• What needs to be done:
Below are some entries; can you quote all of them exactly?

• Material supplied:
-- Begin --

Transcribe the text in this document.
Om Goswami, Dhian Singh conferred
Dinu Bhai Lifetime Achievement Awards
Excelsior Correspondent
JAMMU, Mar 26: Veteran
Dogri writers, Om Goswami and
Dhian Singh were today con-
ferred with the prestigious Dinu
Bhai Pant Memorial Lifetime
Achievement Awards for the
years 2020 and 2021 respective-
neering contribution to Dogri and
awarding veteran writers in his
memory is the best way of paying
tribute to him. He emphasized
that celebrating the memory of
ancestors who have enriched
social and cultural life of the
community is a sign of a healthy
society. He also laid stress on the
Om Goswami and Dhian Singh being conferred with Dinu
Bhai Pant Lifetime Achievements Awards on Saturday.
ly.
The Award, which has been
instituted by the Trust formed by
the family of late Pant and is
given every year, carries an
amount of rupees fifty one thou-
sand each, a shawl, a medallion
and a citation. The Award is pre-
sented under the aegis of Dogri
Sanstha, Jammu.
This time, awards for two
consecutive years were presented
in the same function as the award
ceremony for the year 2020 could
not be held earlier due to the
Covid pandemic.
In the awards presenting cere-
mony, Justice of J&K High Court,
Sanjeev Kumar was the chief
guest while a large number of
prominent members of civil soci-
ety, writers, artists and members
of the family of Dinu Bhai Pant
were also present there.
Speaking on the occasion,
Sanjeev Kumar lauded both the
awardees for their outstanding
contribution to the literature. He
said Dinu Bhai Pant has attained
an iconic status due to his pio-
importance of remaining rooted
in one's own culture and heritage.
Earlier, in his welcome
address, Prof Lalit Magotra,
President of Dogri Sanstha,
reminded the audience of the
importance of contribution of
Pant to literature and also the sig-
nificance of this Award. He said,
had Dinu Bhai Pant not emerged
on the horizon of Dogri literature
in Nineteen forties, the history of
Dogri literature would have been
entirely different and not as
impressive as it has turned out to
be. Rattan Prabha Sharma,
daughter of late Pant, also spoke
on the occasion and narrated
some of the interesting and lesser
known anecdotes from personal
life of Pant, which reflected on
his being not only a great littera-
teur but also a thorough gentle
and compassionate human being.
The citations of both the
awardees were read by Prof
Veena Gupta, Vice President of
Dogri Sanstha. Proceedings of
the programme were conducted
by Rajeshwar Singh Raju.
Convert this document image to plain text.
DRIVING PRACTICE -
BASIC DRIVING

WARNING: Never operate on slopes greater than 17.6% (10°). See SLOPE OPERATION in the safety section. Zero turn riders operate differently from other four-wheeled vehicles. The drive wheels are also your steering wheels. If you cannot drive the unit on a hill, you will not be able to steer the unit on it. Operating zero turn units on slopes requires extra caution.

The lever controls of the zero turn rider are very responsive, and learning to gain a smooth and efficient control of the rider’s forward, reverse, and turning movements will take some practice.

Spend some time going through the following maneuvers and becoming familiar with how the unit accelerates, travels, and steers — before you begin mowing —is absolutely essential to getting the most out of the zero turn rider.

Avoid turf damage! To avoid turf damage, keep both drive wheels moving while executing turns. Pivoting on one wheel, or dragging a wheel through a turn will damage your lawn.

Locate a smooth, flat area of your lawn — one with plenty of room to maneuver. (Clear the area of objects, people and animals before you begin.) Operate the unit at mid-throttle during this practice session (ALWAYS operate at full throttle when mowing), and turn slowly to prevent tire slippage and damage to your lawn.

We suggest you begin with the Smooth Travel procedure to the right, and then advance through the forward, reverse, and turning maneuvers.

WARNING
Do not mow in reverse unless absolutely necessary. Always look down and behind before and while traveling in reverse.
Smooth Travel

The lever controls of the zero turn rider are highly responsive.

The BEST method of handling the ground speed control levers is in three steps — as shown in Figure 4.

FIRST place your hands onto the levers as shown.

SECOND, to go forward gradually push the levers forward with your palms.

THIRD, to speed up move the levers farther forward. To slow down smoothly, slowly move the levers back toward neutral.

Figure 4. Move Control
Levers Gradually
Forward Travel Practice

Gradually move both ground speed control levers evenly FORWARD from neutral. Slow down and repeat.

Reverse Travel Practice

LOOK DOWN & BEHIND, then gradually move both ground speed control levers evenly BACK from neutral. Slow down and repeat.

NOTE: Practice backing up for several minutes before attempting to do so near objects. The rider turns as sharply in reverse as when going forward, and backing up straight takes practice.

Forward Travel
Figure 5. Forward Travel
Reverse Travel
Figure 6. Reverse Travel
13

-- End --

• Exercise answer:
Transcribe the text in this document.
Om Goswami, Dhian Singh conferred
Dinu Bhai Lifetime Achievement Awards
Excelsior Correspondent
JAMMU, Mar 26: Veteran
Dogri writers, Om Goswami and
Dhian Singh were today con-
ferred with the prestigious Dinu
Bhai Pant Memorial Lifetime
Achievement Awards for the
years 2020 and 2021 respective-
neering contribution to Dogri and
awarding veteran writers in his
memory is the best way of paying
tribute to him. He emphasized
that celebrating the memory of
ancestors who have enriched
social and cultural life of the
community is a sign of a healthy
society. He also laid stress on the
Om Goswami and Dhian Singh being conferred with Dinu
Bhai Pant Lifetime Achievements Awards on Saturday.
ly.
The Award, which has been
instituted by the Trust formed by
the family of late Pant and is
given every year, carries an
amount of rupees fifty one thou-
sand each, a shawl, a medallion
and a citation. The Award is pre-
sented under the aegis of Dogri
Sanstha, Jammu.
This time, awards for two
consecutive years were presented
in the same function as the award
ceremony for the year 2020 could
not be held earlier due to the
Covid pandemic.
In the awards presenting cere-
mony, Justice of J&K High Court,
Sanjeev Kumar was the chief
guest while a large number of
prominent members of civil soci-
ety, writers, artists and members
of the family of Dinu Bhai Pant
were also present there.
Speaking on the occasion,
Sanjeev Kumar lauded both the
awardees for their outstanding
contribution to the literature. He
said Dinu Bhai Pant has attained
an iconic status due to his pio-
importance of remaining rooted
in one's own culture and heritage.
Earlier, in his welcome
address, Prof Lalit Magotra,
President of Dogri Sanstha,
reminded the audience of the
importance of contribution of
Pant to literature and also the sig-
nificance of this Award. He said,
had Dinu Bhai Pant not emerged
on the horizon of Dogri literature
in Nineteen forties, the history of
Dogri literature would have been
entirely different and not as
impressive as it has turned out to
be. Rattan Prabha Sharma,
daughter of late Pant, also spoke
on the occasion and narrated
some of the interesting and lesser
known anecdotes from personal
life of Pant, which reflected on
his being not only a great littera-
teur but also a thorough gentle
and compassionate human being.
The citations of both the
awardees were read by Prof
Veena Gupta, Vice President of
Dogri Sanstha. Proceedings of
the programme were conducted
by Rajeshwar Singh Raju.
Convert this document image to plain text.
DRIVING PRACTICE -
BASIC DRIVING

WARNING: Never operate on slopes greater than 17.6% (10°). See SLOPE OPERATION in the safety section. Zero turn riders operate differently from other four-wheeled vehicles. The drive wheels are also your steering wheels. If you cannot drive the unit on a hill, you will not be able to steer the unit on it. Operating zero turn units on slopes requires extra caution.

The lever controls of the zero turn rider are very responsive, and learning to gain a smooth and efficient control of the rider’s forward, reverse, and turning movements will take some practice.

Spend some time going through the following maneuvers and becoming familiar with how the unit accelerates, travels, and steers — before you begin mowing —is absolutely essential to getting the most out of the zero turn rider.

Avoid turf damage! To avoid turf damage, keep both drive wheels moving while executing turns. Pivoting on one wheel, or dragging a wheel through a turn will damage your lawn.

Locate a smooth, flat area of your lawn — one with plenty of room to maneuver. (Clear the area of objects, people and animals before you begin.) Operate the unit at mid-throttle during this practice session (ALWAYS operate at full throttle when mowing), and turn slowly to prevent tire slippage and damage to your lawn.

We suggest you begin with the Smooth Travel procedure to the right, and then advance through the forward, reverse, and turning maneuvers.

WARNING
Do not mow in reverse unless absolutely necessary. Always look down and behind before and while traveling in reverse.
Smooth Travel

The lever controls of the zero turn rider are highly responsive.

The BEST method of handling the ground speed control levers is in three steps — as shown in Figure 4.

FIRST place your hands onto the levers as shown.

SECOND, to go forward gradually push the levers forward with your palms.

THIRD, to speed up move the levers farther forward. To slow down smoothly, slowly move the levers back toward neutral.

Figure 4. Move Control
Levers Gradually
Forward Travel Practice

Gradually move both ground speed control levers evenly FORWARD from neutral. Slow down and repeat.

Reverse Travel Practice

LOOK DOWN & BEHIND, then gradually move both ground speed control levers evenly BACK from neutral. Slow down and repeat.

NOTE: Practice backing up for several minutes before attempting to do so near objects. The rider turns as sharply in reverse as when going forward, and backing up straight takes practice.

Forward Travel
Figure 5. Forward Travel
Reverse Travel
Figure 6. Reverse Travel
13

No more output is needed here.